Problem details:
Set the data down again, exactly as it reads, but without the pictures.

Excerpted data:

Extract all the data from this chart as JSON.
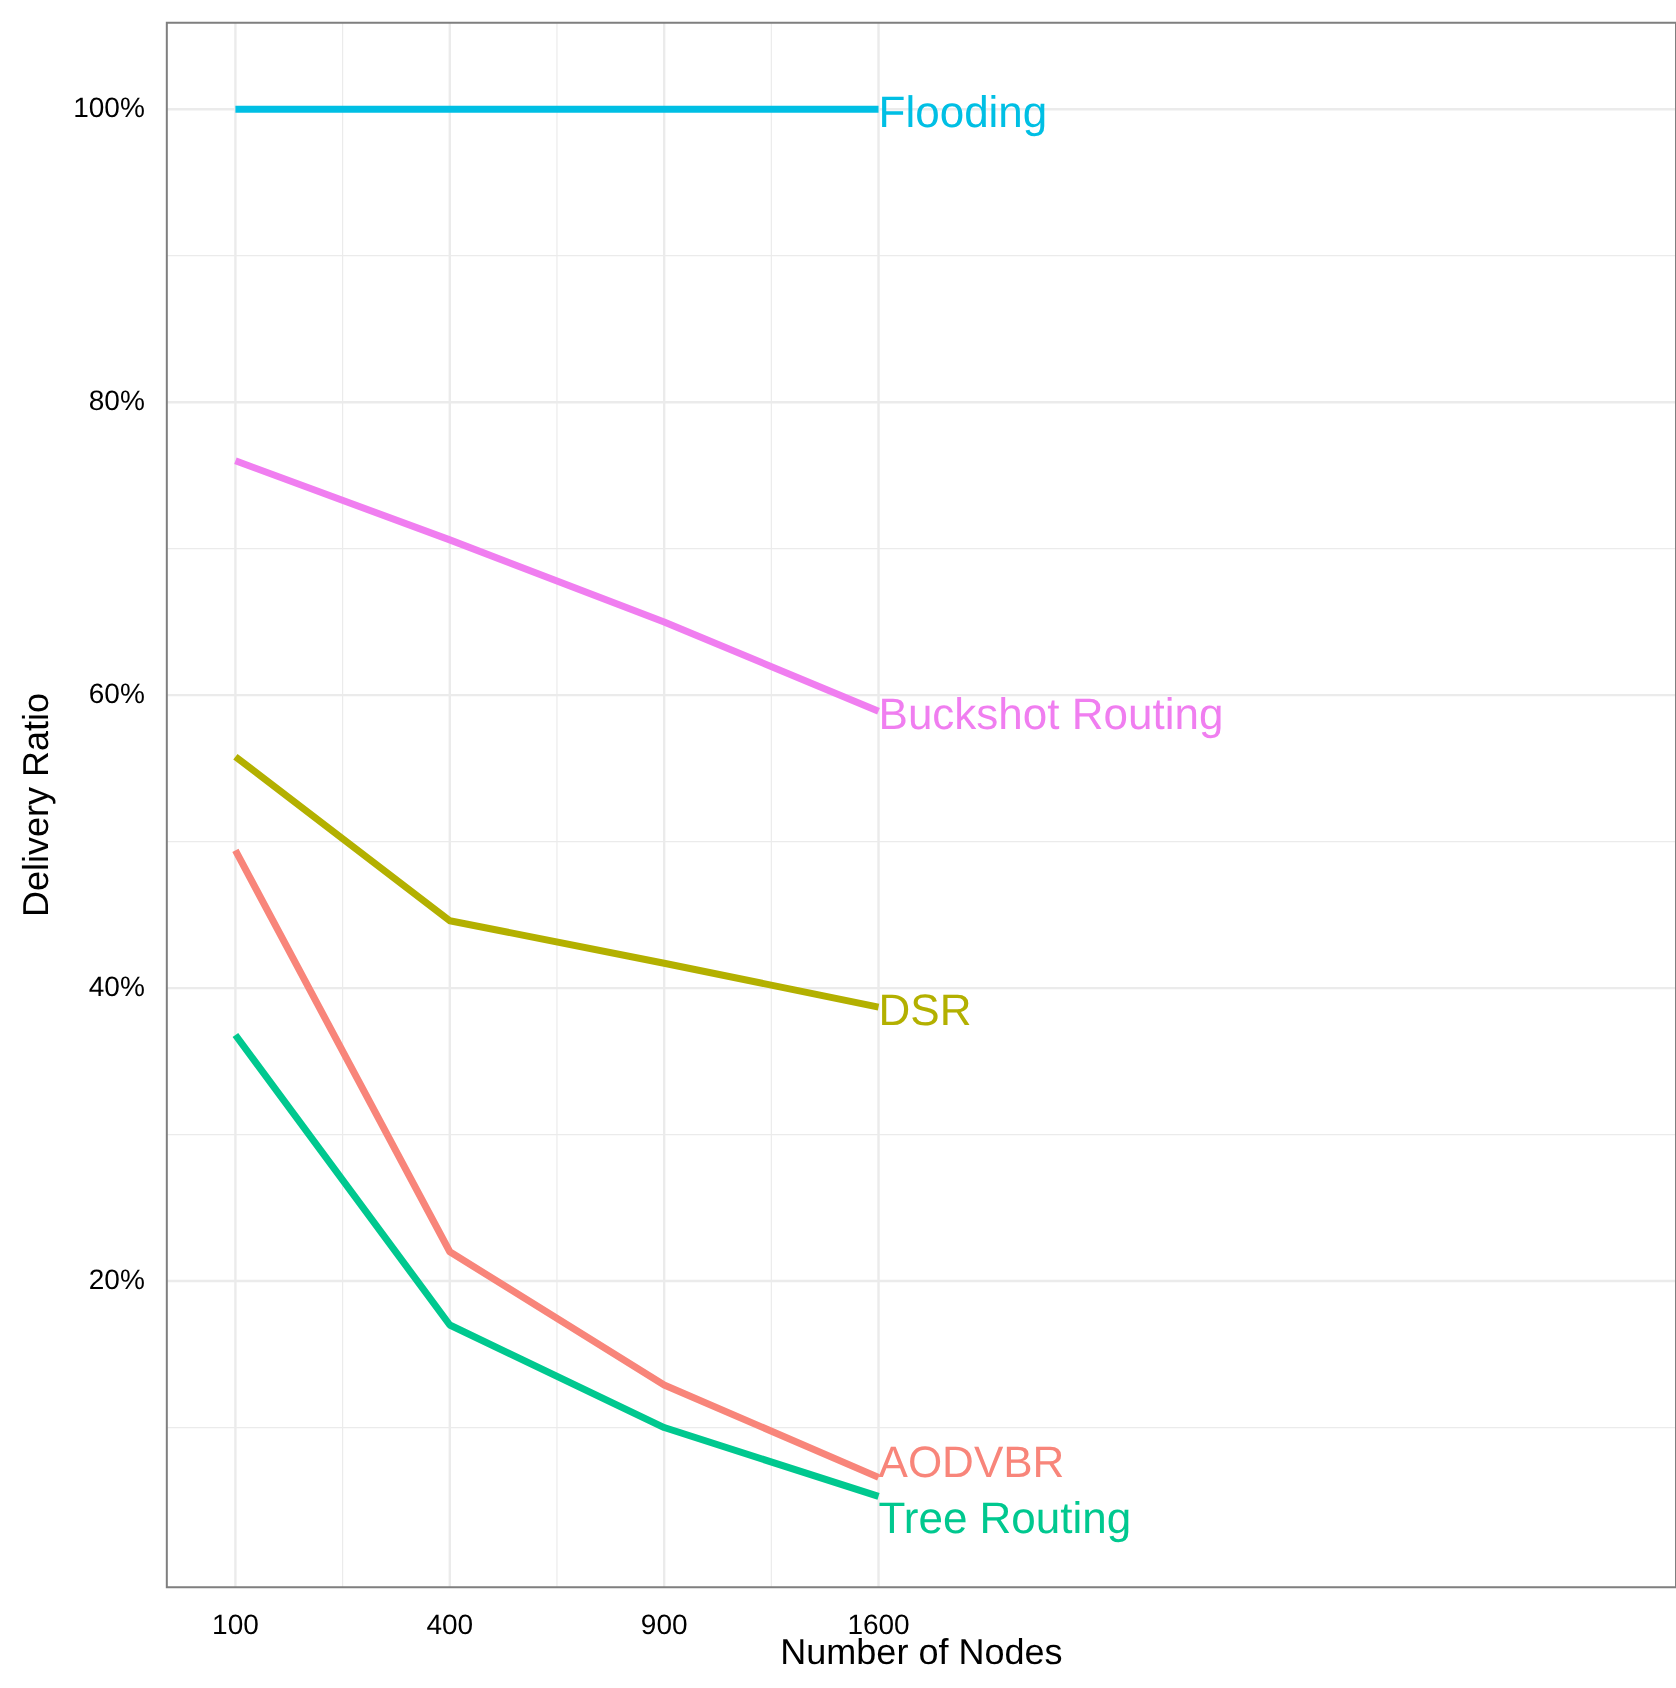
{
  "chart_data": {
    "type": "line",
    "xlabel": "Number of Nodes",
    "ylabel": "Delivery Ratio",
    "categories": [
      "100",
      "400",
      "900",
      "1600"
    ],
    "ylim": [
      -0.9,
      105.9
    ],
    "yticks": [
      {
        "value": 20,
        "label": "20%"
      },
      {
        "value": 40,
        "label": "40%"
      },
      {
        "value": 60,
        "label": "60%"
      },
      {
        "value": 80,
        "label": "80%"
      },
      {
        "value": 100,
        "label": "100%"
      }
    ],
    "grid": true,
    "legend": false,
    "marker": "none",
    "line_style": "solid",
    "series": [
      {
        "name": "Flooding",
        "color": "#00bfe4",
        "values": [
          100,
          100,
          100,
          100
        ]
      },
      {
        "name": "Buckshot Routing",
        "color": "#f07ef0",
        "values": [
          76.0,
          70.6,
          65.0,
          58.9
        ]
      },
      {
        "name": "DSR",
        "color": "#b3b000",
        "values": [
          55.8,
          44.6,
          41.7,
          38.7
        ]
      },
      {
        "name": "AODVBR",
        "color": "#f8857a",
        "values": [
          49.4,
          22.0,
          12.9,
          6.6
        ]
      },
      {
        "name": "Tree Routing",
        "color": "#00c88f",
        "values": [
          36.8,
          17.0,
          10.0,
          5.3
        ]
      }
    ]
  }
}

Result of the exercise:
Extract all the data from this chart as JSON.
{
  "chart_data": {
    "type": "line",
    "xlabel": "Number of Nodes",
    "ylabel": "Delivery Ratio",
    "categories": [
      "100",
      "400",
      "900",
      "1600"
    ],
    "ylim": [
      -0.9,
      105.9
    ],
    "yticks": [
      {
        "value": 20,
        "label": "20%"
      },
      {
        "value": 40,
        "label": "40%"
      },
      {
        "value": 60,
        "label": "60%"
      },
      {
        "value": 80,
        "label": "80%"
      },
      {
        "value": 100,
        "label": "100%"
      }
    ],
    "grid": true,
    "legend": false,
    "marker": "none",
    "line_style": "solid",
    "series": [
      {
        "name": "Flooding",
        "color": "#00bfe4",
        "values": [
          100,
          100,
          100,
          100
        ]
      },
      {
        "name": "Buckshot Routing",
        "color": "#f07ef0",
        "values": [
          76.0,
          70.6,
          65.0,
          58.9
        ]
      },
      {
        "name": "DSR",
        "color": "#b3b000",
        "values": [
          55.8,
          44.6,
          41.7,
          38.7
        ]
      },
      {
        "name": "AODVBR",
        "color": "#f8857a",
        "values": [
          49.4,
          22.0,
          12.9,
          6.6
        ]
      },
      {
        "name": "Tree Routing",
        "color": "#00c88f",
        "values": [
          36.8,
          17.0,
          10.0,
          5.3
        ]
      }
    ]
  }
}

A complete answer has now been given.